**Required work:** Report, as a bare number, how many lines hold "name".
·····
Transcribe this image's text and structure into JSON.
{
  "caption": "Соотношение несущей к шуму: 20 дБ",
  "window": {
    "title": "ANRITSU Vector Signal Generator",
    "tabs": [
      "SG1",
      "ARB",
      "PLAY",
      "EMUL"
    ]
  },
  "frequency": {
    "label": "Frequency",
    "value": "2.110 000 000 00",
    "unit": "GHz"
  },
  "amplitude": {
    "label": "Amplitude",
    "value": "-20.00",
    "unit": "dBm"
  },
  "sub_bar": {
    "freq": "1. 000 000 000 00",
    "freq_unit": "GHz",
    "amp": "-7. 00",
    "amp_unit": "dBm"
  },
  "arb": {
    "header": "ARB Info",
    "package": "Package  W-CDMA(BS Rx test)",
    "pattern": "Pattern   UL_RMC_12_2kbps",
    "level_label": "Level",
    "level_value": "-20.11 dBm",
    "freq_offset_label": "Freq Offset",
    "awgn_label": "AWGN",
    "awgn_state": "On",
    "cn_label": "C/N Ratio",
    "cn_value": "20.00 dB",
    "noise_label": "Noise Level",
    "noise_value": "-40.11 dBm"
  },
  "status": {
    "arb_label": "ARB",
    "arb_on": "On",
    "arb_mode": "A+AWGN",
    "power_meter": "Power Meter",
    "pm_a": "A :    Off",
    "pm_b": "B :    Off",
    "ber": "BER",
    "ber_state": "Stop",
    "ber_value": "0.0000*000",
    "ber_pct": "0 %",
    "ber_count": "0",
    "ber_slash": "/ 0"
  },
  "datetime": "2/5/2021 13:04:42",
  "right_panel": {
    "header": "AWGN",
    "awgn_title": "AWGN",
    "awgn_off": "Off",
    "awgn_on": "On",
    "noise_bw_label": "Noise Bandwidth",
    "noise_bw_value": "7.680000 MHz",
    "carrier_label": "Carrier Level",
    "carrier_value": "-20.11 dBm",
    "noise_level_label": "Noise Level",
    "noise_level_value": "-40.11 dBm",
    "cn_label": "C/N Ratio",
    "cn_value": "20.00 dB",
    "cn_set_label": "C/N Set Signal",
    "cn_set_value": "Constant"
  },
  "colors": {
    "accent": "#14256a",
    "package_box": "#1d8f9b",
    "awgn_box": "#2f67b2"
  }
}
·····
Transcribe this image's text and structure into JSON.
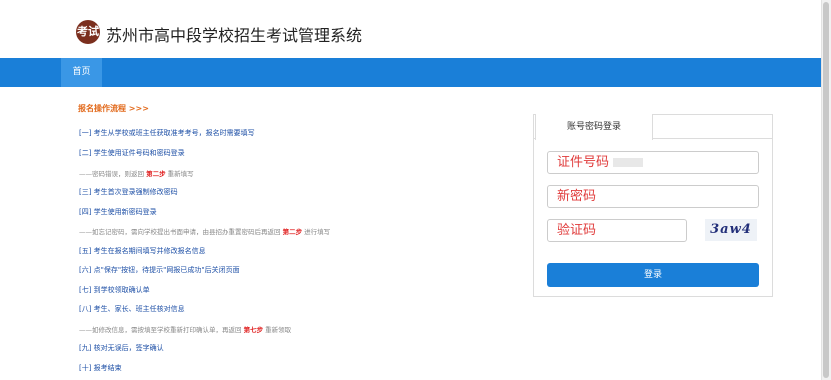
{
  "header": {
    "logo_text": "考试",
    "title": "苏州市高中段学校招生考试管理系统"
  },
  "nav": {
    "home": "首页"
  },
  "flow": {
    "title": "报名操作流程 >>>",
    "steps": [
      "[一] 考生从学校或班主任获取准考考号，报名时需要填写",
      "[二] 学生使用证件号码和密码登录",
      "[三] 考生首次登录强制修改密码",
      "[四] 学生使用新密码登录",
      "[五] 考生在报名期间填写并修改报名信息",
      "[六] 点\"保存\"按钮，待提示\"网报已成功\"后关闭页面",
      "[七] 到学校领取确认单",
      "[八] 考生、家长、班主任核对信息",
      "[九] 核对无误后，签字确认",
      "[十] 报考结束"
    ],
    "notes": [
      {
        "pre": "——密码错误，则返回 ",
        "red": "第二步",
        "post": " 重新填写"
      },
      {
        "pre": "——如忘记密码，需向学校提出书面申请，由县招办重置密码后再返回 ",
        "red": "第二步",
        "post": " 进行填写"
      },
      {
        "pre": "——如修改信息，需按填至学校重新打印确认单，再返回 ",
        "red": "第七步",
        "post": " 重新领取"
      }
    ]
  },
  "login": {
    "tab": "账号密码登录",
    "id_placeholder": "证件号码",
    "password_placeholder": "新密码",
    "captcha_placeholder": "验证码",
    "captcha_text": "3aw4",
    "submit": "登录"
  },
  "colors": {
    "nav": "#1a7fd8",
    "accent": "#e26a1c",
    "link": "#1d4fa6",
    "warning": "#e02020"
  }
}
·····
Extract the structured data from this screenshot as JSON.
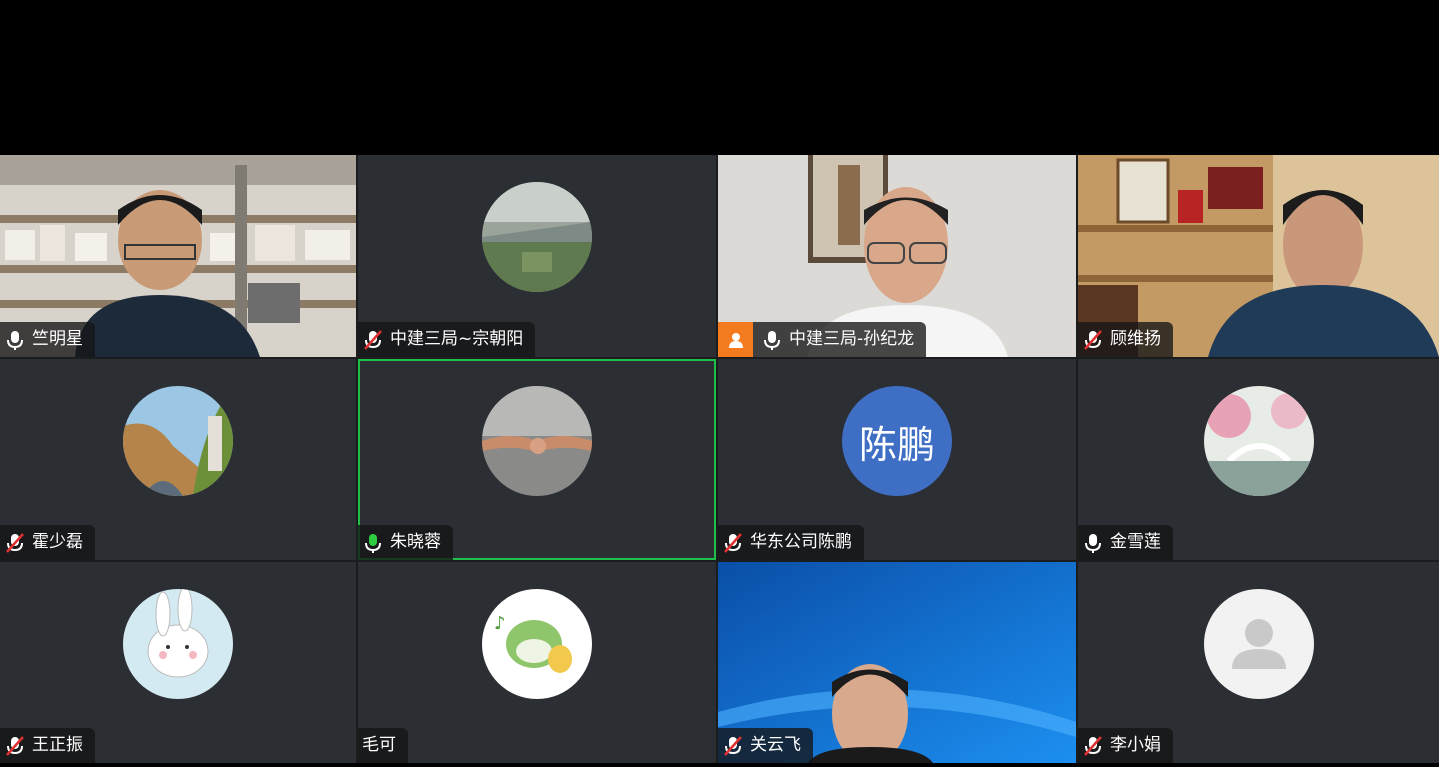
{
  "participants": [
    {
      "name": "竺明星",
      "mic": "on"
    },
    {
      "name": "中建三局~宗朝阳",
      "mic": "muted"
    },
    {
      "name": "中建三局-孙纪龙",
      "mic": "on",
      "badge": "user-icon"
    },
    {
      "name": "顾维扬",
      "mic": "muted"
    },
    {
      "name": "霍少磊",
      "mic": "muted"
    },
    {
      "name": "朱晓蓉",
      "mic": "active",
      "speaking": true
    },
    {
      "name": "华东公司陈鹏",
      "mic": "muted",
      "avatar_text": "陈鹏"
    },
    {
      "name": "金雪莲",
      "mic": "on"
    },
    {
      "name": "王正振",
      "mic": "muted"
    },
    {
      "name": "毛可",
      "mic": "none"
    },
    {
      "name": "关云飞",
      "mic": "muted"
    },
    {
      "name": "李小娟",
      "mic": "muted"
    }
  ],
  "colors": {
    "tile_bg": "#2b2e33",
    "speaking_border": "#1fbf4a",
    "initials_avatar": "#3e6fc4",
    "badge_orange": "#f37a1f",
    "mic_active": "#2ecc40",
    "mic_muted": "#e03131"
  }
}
·····
**Answer in full:** 12